- **What this task involves**:
Restate, word for word, every line of the data.

[Stored items from a collection]
↓↓↓

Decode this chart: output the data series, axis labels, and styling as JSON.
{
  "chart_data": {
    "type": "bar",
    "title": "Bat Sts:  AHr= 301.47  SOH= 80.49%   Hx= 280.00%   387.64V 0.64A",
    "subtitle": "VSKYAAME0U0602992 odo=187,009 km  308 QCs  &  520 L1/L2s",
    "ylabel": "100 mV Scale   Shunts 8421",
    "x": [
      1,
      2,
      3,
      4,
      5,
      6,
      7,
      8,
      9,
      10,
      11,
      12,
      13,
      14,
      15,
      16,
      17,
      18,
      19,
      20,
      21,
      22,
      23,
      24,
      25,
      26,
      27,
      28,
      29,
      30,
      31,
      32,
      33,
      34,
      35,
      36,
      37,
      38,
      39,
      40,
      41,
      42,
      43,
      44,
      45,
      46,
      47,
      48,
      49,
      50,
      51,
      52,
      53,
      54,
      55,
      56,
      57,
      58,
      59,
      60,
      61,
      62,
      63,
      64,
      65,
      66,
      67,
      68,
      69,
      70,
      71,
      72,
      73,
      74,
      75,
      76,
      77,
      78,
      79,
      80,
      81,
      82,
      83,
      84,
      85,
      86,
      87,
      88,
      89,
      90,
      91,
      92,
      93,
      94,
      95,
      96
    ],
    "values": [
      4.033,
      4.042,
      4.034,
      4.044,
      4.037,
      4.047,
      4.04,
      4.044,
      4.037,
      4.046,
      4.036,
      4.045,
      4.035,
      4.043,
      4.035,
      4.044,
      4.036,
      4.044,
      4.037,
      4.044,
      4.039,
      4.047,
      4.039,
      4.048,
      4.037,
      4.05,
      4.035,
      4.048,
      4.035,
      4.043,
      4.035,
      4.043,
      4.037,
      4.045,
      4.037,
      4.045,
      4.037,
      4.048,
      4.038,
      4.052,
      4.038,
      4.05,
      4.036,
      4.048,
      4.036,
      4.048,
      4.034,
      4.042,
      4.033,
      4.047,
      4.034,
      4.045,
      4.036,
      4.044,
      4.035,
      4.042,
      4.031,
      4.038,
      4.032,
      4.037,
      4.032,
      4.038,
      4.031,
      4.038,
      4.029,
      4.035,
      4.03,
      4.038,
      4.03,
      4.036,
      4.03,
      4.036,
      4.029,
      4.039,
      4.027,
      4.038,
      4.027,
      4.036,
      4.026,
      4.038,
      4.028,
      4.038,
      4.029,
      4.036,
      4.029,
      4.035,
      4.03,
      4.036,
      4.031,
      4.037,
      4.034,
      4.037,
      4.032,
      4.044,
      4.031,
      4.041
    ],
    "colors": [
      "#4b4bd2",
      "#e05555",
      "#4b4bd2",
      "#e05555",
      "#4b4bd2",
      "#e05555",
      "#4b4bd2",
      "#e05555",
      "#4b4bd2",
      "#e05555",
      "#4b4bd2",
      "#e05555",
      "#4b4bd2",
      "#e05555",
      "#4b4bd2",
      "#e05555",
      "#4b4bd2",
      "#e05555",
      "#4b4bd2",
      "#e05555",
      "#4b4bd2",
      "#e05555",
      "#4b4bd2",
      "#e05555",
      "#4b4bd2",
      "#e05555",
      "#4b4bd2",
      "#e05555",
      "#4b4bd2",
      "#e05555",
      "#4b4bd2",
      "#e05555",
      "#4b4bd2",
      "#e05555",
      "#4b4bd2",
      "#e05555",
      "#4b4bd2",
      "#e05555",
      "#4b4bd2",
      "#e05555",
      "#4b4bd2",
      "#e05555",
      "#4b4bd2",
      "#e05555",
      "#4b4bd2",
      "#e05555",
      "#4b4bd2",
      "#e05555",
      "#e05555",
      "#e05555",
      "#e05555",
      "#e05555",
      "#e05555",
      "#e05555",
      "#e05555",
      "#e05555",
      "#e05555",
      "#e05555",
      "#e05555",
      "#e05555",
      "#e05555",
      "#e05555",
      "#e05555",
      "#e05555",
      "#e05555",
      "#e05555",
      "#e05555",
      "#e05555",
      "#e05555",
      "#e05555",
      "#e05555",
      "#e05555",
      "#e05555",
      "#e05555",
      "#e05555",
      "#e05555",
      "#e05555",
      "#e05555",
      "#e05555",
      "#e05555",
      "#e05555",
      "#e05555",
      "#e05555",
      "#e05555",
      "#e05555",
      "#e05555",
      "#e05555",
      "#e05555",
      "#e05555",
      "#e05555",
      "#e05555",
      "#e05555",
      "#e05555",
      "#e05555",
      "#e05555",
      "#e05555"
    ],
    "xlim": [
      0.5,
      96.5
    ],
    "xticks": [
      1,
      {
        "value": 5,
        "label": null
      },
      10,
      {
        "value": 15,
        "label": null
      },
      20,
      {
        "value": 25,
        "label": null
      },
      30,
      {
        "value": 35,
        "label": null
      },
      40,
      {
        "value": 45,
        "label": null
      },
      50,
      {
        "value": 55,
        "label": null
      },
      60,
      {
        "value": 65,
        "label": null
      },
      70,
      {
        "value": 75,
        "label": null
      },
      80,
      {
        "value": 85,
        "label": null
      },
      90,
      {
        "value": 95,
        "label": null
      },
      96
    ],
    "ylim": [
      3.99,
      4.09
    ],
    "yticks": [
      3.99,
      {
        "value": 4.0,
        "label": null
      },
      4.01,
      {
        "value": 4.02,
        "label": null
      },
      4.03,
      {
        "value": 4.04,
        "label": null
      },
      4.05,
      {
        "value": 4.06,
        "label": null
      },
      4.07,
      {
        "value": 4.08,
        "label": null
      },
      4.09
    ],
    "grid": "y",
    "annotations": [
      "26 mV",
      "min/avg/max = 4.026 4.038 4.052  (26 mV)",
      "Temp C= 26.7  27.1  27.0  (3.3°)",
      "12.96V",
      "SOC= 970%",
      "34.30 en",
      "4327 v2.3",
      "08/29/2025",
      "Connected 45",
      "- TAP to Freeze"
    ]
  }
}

↑↑↑

- **Solution below**:
Decode this chart: output the data series, axis labels, and styling as JSON.
{
  "chart_data": {
    "type": "bar",
    "title": "Bat Sts:  AHr= 301.47  SOH= 80.49%   Hx= 280.00%   387.64V 0.64A",
    "subtitle": "VSKYAAME0U0602992 odo=187,009 km  308 QCs  &  520 L1/L2s",
    "ylabel": "100 mV Scale   Shunts 8421",
    "x": [
      1,
      2,
      3,
      4,
      5,
      6,
      7,
      8,
      9,
      10,
      11,
      12,
      13,
      14,
      15,
      16,
      17,
      18,
      19,
      20,
      21,
      22,
      23,
      24,
      25,
      26,
      27,
      28,
      29,
      30,
      31,
      32,
      33,
      34,
      35,
      36,
      37,
      38,
      39,
      40,
      41,
      42,
      43,
      44,
      45,
      46,
      47,
      48,
      49,
      50,
      51,
      52,
      53,
      54,
      55,
      56,
      57,
      58,
      59,
      60,
      61,
      62,
      63,
      64,
      65,
      66,
      67,
      68,
      69,
      70,
      71,
      72,
      73,
      74,
      75,
      76,
      77,
      78,
      79,
      80,
      81,
      82,
      83,
      84,
      85,
      86,
      87,
      88,
      89,
      90,
      91,
      92,
      93,
      94,
      95,
      96
    ],
    "values": [
      4.033,
      4.042,
      4.034,
      4.044,
      4.037,
      4.047,
      4.04,
      4.044,
      4.037,
      4.046,
      4.036,
      4.045,
      4.035,
      4.043,
      4.035,
      4.044,
      4.036,
      4.044,
      4.037,
      4.044,
      4.039,
      4.047,
      4.039,
      4.048,
      4.037,
      4.05,
      4.035,
      4.048,
      4.035,
      4.043,
      4.035,
      4.043,
      4.037,
      4.045,
      4.037,
      4.045,
      4.037,
      4.048,
      4.038,
      4.052,
      4.038,
      4.05,
      4.036,
      4.048,
      4.036,
      4.048,
      4.034,
      4.042,
      4.033,
      4.047,
      4.034,
      4.045,
      4.036,
      4.044,
      4.035,
      4.042,
      4.031,
      4.038,
      4.032,
      4.037,
      4.032,
      4.038,
      4.031,
      4.038,
      4.029,
      4.035,
      4.03,
      4.038,
      4.03,
      4.036,
      4.03,
      4.036,
      4.029,
      4.039,
      4.027,
      4.038,
      4.027,
      4.036,
      4.026,
      4.038,
      4.028,
      4.038,
      4.029,
      4.036,
      4.029,
      4.035,
      4.03,
      4.036,
      4.031,
      4.037,
      4.034,
      4.037,
      4.032,
      4.044,
      4.031,
      4.041
    ],
    "colors": [
      "#4b4bd2",
      "#e05555",
      "#4b4bd2",
      "#e05555",
      "#4b4bd2",
      "#e05555",
      "#4b4bd2",
      "#e05555",
      "#4b4bd2",
      "#e05555",
      "#4b4bd2",
      "#e05555",
      "#4b4bd2",
      "#e05555",
      "#4b4bd2",
      "#e05555",
      "#4b4bd2",
      "#e05555",
      "#4b4bd2",
      "#e05555",
      "#4b4bd2",
      "#e05555",
      "#4b4bd2",
      "#e05555",
      "#4b4bd2",
      "#e05555",
      "#4b4bd2",
      "#e05555",
      "#4b4bd2",
      "#e05555",
      "#4b4bd2",
      "#e05555",
      "#4b4bd2",
      "#e05555",
      "#4b4bd2",
      "#e05555",
      "#4b4bd2",
      "#e05555",
      "#4b4bd2",
      "#e05555",
      "#4b4bd2",
      "#e05555",
      "#4b4bd2",
      "#e05555",
      "#4b4bd2",
      "#e05555",
      "#4b4bd2",
      "#e05555",
      "#e05555",
      "#e05555",
      "#e05555",
      "#e05555",
      "#e05555",
      "#e05555",
      "#e05555",
      "#e05555",
      "#e05555",
      "#e05555",
      "#e05555",
      "#e05555",
      "#e05555",
      "#e05555",
      "#e05555",
      "#e05555",
      "#e05555",
      "#e05555",
      "#e05555",
      "#e05555",
      "#e05555",
      "#e05555",
      "#e05555",
      "#e05555",
      "#e05555",
      "#e05555",
      "#e05555",
      "#e05555",
      "#e05555",
      "#e05555",
      "#e05555",
      "#e05555",
      "#e05555",
      "#e05555",
      "#e05555",
      "#e05555",
      "#e05555",
      "#e05555",
      "#e05555",
      "#e05555",
      "#e05555",
      "#e05555",
      "#e05555",
      "#e05555",
      "#e05555",
      "#e05555",
      "#e05555",
      "#e05555"
    ],
    "xlim": [
      0.5,
      96.5
    ],
    "xticks": [
      1,
      {
        "value": 5,
        "label": null
      },
      10,
      {
        "value": 15,
        "label": null
      },
      20,
      {
        "value": 25,
        "label": null
      },
      30,
      {
        "value": 35,
        "label": null
      },
      40,
      {
        "value": 45,
        "label": null
      },
      50,
      {
        "value": 55,
        "label": null
      },
      60,
      {
        "value": 65,
        "label": null
      },
      70,
      {
        "value": 75,
        "label": null
      },
      80,
      {
        "value": 85,
        "label": null
      },
      90,
      {
        "value": 95,
        "label": null
      },
      96
    ],
    "ylim": [
      3.99,
      4.09
    ],
    "yticks": [
      3.99,
      {
        "value": 4.0,
        "label": null
      },
      4.01,
      {
        "value": 4.02,
        "label": null
      },
      4.03,
      {
        "value": 4.04,
        "label": null
      },
      4.05,
      {
        "value": 4.06,
        "label": null
      },
      4.07,
      {
        "value": 4.08,
        "label": null
      },
      4.09
    ],
    "grid": "y",
    "annotations": [
      "26 mV",
      "min/avg/max = 4.026 4.038 4.052  (26 mV)",
      "Temp C= 26.7  27.1  27.0  (3.3°)",
      "12.96V",
      "SOC= 970%",
      "34.30 en",
      "4327 v2.3",
      "08/29/2025",
      "Connected 45",
      "- TAP to Freeze"
    ]
  }
}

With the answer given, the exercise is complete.